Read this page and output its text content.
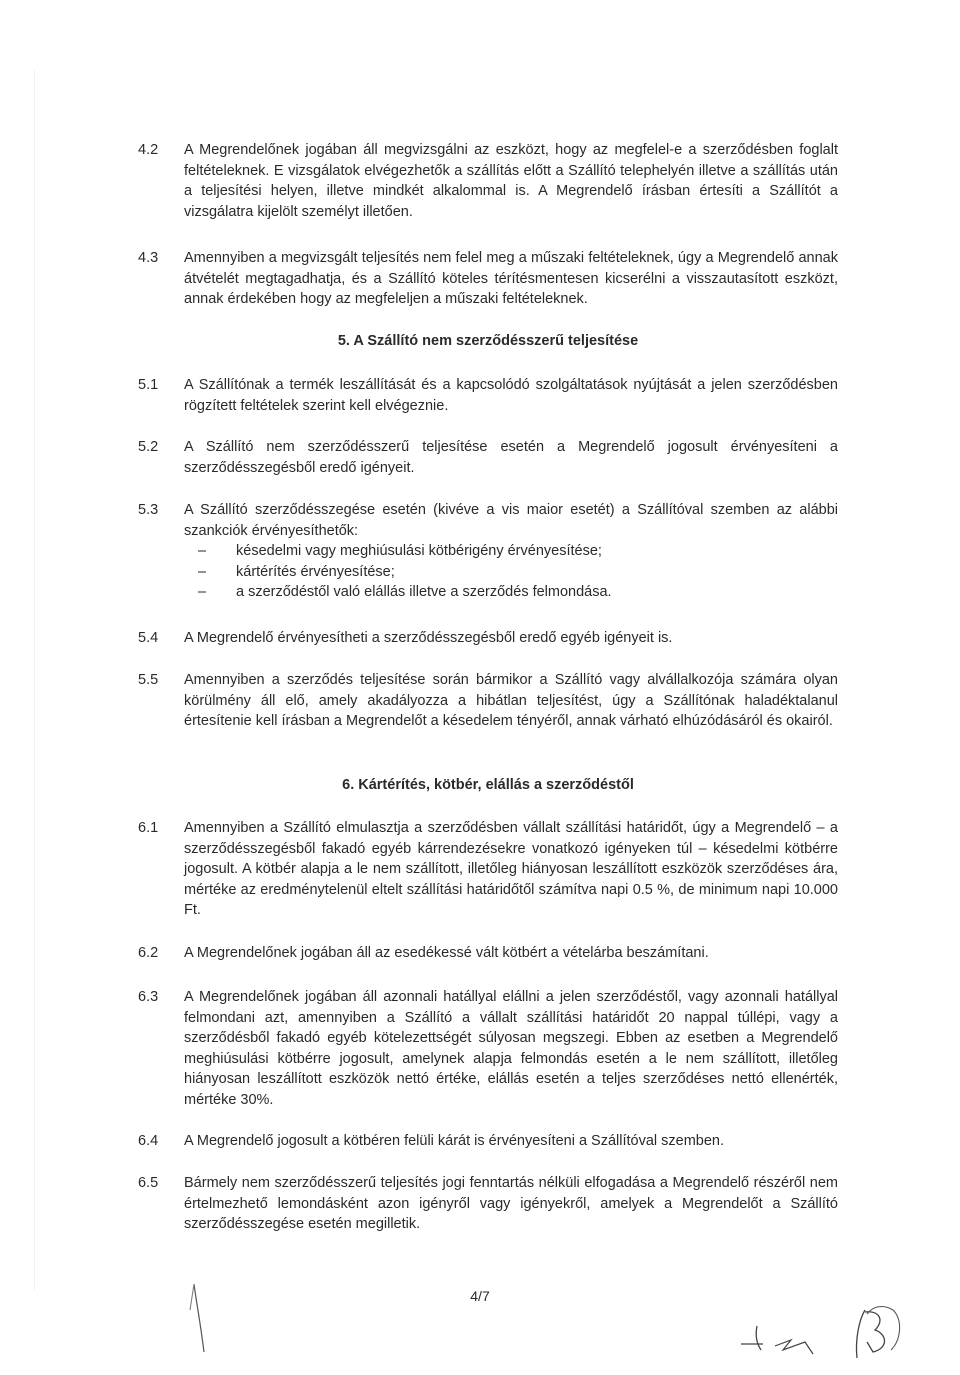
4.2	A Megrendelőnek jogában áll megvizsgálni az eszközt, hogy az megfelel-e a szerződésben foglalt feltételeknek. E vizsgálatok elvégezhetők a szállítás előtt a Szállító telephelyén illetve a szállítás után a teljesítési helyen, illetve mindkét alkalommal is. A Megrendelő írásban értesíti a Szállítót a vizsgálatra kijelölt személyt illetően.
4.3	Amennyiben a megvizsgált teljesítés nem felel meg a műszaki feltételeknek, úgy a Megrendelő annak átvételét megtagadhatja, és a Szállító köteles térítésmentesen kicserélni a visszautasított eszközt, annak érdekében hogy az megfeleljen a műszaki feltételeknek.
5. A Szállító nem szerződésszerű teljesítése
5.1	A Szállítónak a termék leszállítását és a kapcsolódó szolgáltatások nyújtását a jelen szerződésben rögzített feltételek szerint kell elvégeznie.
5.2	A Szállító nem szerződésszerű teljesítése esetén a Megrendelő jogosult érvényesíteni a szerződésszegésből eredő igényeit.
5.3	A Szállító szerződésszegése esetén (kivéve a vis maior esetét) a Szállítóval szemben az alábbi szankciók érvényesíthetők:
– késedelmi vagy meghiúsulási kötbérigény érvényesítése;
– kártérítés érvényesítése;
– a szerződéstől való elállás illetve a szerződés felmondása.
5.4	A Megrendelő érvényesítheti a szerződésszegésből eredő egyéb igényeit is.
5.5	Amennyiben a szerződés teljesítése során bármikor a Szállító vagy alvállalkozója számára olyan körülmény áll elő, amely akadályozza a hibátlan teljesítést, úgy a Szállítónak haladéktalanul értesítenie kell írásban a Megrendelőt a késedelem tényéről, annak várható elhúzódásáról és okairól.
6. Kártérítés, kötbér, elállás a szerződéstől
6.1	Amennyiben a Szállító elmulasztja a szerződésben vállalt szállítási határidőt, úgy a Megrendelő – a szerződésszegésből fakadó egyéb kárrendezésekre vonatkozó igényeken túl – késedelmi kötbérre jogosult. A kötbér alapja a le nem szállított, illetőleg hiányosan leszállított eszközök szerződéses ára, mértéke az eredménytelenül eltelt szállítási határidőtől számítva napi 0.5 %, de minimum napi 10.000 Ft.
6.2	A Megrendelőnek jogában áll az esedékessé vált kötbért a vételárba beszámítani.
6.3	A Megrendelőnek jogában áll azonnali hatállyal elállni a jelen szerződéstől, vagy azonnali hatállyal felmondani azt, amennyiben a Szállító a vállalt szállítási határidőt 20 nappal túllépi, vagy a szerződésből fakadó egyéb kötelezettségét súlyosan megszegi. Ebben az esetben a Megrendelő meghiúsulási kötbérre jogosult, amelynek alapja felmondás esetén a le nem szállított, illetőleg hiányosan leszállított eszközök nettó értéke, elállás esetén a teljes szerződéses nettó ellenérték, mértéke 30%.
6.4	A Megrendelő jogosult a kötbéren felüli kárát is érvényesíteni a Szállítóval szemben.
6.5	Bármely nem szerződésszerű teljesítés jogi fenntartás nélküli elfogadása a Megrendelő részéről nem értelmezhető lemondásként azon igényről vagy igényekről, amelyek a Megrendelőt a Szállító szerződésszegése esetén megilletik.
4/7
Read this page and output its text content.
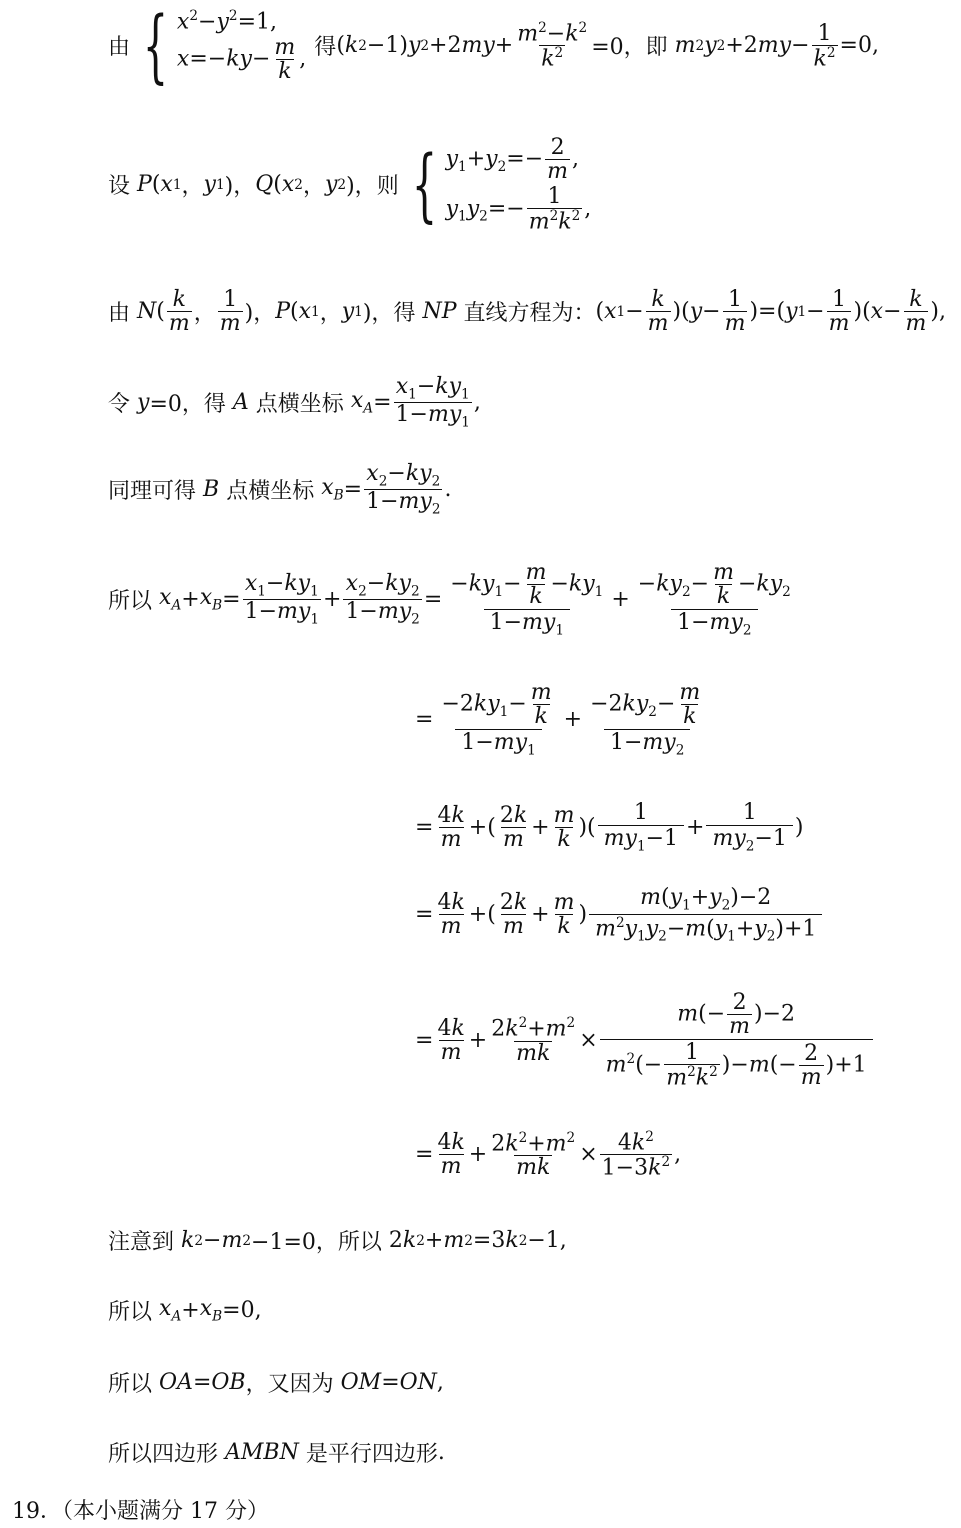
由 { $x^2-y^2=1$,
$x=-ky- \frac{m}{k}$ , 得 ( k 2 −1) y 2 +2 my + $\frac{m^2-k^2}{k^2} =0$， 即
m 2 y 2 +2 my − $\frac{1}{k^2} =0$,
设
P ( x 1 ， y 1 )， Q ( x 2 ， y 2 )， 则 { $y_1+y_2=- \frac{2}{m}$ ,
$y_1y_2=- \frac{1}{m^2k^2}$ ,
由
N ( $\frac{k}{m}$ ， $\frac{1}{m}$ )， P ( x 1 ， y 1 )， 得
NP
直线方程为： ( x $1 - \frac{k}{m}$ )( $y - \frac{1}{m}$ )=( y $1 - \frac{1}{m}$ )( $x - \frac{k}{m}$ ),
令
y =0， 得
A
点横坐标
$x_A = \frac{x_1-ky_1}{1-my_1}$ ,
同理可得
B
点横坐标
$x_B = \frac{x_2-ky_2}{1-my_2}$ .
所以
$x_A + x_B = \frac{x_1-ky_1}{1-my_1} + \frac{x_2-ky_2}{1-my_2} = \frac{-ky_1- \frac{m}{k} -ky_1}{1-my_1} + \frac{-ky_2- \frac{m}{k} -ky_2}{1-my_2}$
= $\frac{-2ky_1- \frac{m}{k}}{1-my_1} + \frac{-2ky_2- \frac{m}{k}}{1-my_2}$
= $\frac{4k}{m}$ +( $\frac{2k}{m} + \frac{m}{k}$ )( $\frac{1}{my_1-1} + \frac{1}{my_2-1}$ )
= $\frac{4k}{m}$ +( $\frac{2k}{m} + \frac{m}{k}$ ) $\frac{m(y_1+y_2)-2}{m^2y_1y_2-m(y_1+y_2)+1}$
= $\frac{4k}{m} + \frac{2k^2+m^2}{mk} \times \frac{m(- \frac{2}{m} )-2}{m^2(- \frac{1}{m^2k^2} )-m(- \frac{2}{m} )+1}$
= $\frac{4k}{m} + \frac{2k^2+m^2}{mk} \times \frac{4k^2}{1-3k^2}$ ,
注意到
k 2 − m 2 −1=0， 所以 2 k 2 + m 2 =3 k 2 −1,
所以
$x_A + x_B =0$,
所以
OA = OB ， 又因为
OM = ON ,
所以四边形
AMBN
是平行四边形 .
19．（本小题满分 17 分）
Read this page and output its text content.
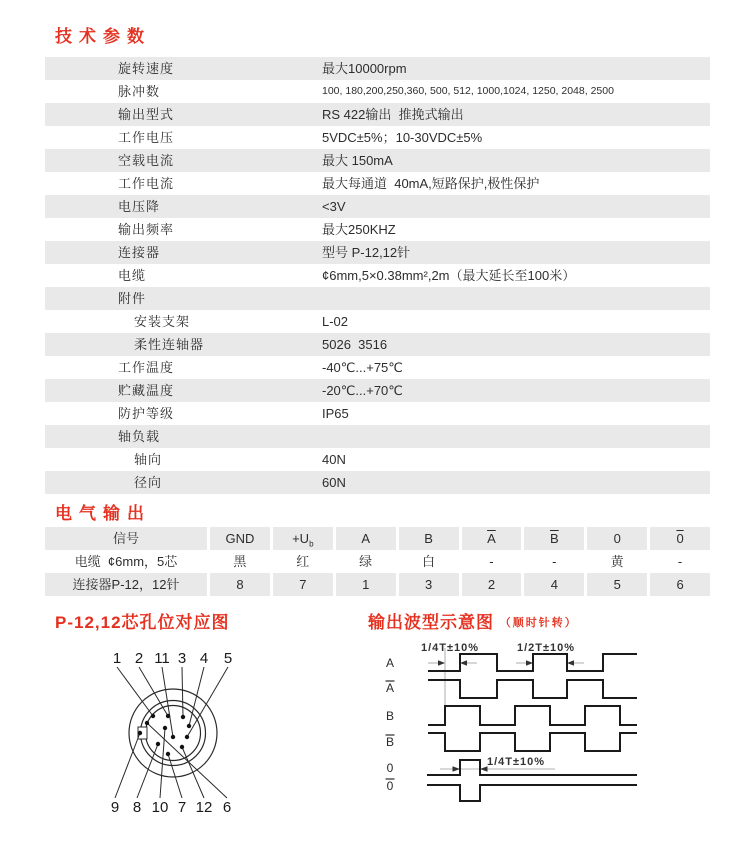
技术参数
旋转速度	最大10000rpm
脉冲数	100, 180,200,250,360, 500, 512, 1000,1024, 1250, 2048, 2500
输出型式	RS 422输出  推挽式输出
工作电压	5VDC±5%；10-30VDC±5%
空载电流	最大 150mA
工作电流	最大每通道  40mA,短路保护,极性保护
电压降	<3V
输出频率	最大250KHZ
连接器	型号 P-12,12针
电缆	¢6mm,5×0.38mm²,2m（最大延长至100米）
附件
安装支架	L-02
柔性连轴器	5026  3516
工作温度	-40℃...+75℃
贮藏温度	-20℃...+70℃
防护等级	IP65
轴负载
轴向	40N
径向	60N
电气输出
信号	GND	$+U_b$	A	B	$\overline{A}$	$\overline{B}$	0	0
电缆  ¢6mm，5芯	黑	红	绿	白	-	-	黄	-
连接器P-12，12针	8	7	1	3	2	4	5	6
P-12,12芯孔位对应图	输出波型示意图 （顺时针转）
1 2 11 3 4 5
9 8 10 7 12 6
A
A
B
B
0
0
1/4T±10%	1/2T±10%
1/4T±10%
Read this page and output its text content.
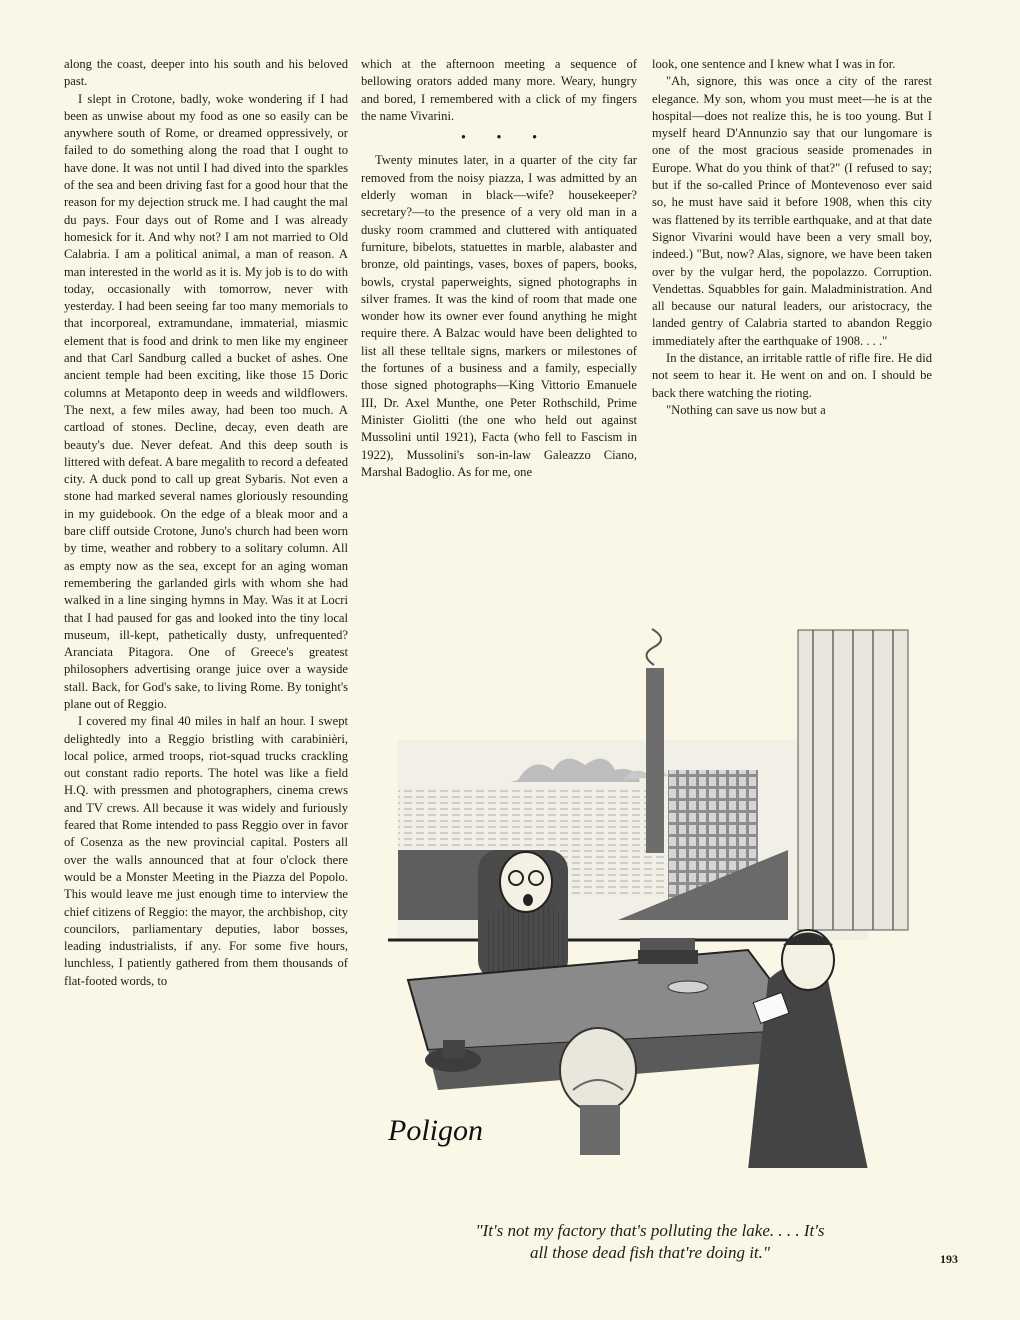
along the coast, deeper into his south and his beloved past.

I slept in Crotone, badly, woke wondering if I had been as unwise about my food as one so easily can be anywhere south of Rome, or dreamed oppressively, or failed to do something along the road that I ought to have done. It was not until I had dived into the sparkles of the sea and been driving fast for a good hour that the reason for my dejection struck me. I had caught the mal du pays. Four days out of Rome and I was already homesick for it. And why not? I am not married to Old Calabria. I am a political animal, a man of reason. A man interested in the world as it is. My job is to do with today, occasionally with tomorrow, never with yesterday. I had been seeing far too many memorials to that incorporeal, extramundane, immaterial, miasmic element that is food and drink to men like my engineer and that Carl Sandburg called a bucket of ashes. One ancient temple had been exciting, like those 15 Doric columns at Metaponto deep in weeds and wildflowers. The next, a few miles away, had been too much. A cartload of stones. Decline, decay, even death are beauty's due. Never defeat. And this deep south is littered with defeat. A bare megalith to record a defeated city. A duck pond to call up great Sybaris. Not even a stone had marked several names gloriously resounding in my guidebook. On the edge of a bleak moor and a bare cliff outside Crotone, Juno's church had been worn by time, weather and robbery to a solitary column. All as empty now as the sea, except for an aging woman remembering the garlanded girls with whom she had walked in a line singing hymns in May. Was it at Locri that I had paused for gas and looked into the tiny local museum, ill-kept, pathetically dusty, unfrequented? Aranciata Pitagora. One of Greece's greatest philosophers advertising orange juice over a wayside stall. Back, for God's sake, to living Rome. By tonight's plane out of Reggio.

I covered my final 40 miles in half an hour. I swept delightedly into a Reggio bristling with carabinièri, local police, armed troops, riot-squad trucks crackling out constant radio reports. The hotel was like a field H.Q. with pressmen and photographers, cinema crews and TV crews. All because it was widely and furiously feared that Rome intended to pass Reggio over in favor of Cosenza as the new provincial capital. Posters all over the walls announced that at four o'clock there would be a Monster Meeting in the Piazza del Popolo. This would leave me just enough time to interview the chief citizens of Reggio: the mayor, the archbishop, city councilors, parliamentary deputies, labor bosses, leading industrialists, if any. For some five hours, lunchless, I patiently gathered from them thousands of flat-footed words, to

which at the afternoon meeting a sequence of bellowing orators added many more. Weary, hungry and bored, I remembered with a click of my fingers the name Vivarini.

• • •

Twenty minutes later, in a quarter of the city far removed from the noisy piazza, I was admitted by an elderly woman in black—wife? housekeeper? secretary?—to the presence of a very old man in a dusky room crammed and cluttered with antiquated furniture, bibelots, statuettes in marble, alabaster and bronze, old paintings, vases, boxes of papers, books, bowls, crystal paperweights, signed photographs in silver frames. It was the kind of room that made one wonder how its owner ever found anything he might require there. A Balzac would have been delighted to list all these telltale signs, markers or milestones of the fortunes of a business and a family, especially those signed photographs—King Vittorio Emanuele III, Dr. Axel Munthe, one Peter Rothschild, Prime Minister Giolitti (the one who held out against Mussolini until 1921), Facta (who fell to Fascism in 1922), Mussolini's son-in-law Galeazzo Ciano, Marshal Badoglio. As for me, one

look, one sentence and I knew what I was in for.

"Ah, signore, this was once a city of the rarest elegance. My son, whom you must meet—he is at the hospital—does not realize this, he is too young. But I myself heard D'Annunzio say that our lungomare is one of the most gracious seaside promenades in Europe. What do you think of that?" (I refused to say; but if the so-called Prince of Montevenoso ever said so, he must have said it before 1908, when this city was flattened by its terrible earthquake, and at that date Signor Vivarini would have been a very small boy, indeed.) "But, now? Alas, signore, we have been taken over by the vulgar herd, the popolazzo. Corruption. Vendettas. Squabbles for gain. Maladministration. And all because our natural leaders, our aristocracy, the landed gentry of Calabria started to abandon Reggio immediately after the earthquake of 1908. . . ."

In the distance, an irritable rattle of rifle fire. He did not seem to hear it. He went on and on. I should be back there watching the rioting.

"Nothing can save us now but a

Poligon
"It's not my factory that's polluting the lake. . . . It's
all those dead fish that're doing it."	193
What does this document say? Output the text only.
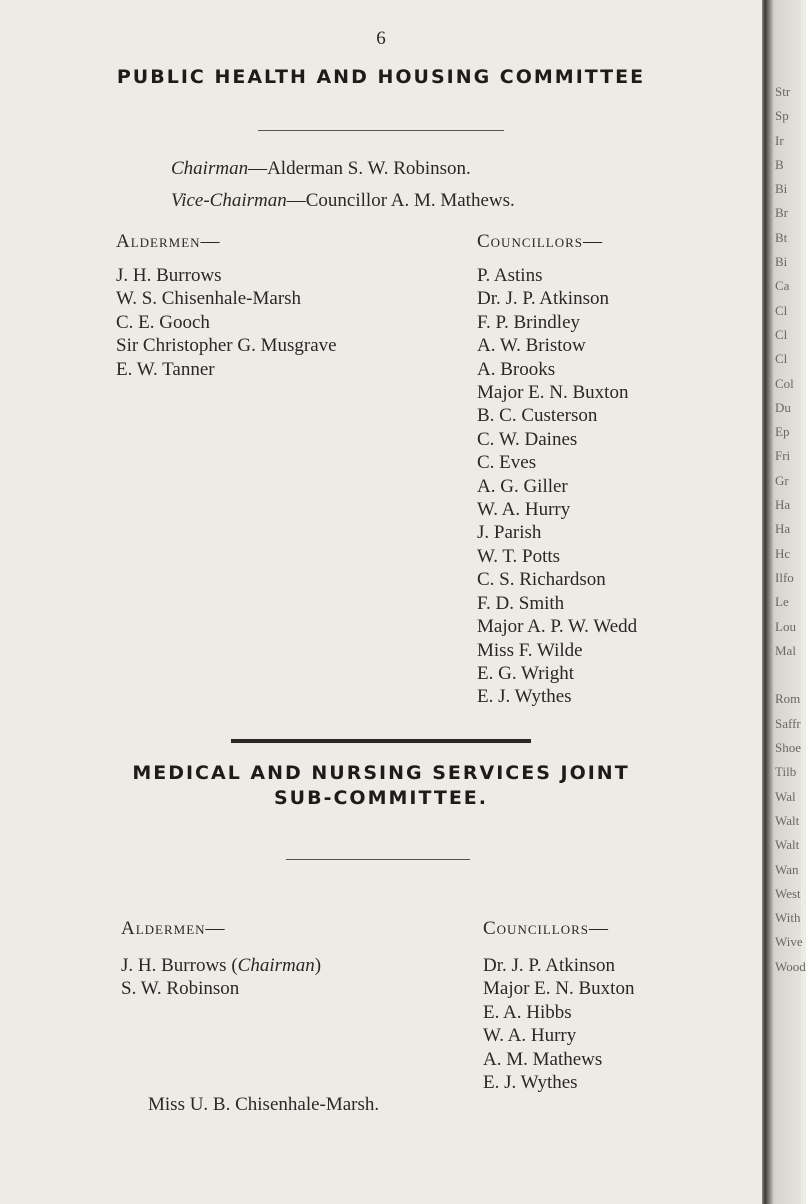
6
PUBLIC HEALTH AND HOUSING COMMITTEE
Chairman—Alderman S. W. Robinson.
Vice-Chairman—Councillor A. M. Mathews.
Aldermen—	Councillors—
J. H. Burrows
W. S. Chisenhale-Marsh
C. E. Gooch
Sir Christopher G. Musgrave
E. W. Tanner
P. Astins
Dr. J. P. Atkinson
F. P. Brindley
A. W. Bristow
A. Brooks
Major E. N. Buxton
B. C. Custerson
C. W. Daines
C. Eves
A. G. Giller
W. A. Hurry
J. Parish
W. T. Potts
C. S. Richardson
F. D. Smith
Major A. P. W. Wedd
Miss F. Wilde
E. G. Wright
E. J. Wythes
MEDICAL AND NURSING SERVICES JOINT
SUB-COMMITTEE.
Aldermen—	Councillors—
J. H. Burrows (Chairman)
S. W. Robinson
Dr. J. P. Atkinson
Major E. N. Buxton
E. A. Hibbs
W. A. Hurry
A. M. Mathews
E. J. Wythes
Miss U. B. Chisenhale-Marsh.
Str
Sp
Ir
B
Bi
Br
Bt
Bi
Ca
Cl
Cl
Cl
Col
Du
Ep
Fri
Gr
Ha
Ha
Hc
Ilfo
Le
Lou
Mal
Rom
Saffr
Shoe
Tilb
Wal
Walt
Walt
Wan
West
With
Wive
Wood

○ ○ ○ ○

## [TO DO]
Copy all lines from the material that contain "szerződésszegése".

## [RESULT FOR THIS TASK]
5.3	A Szállító szerződésszegése esetén (kivéve a vis maior esetét) a Szállítóval szemben az alábbi szankciók érvényesíthetők:
6.5	Bármely nem szerződésszerű teljesítés jogi fenntartás nélküli elfogadása a Megrendelő részéről nem értelmezhető lemondásként azon igényről vagy igényekről, amelyek a Megrendelőt a Szállító szerződésszegése esetén megilletik.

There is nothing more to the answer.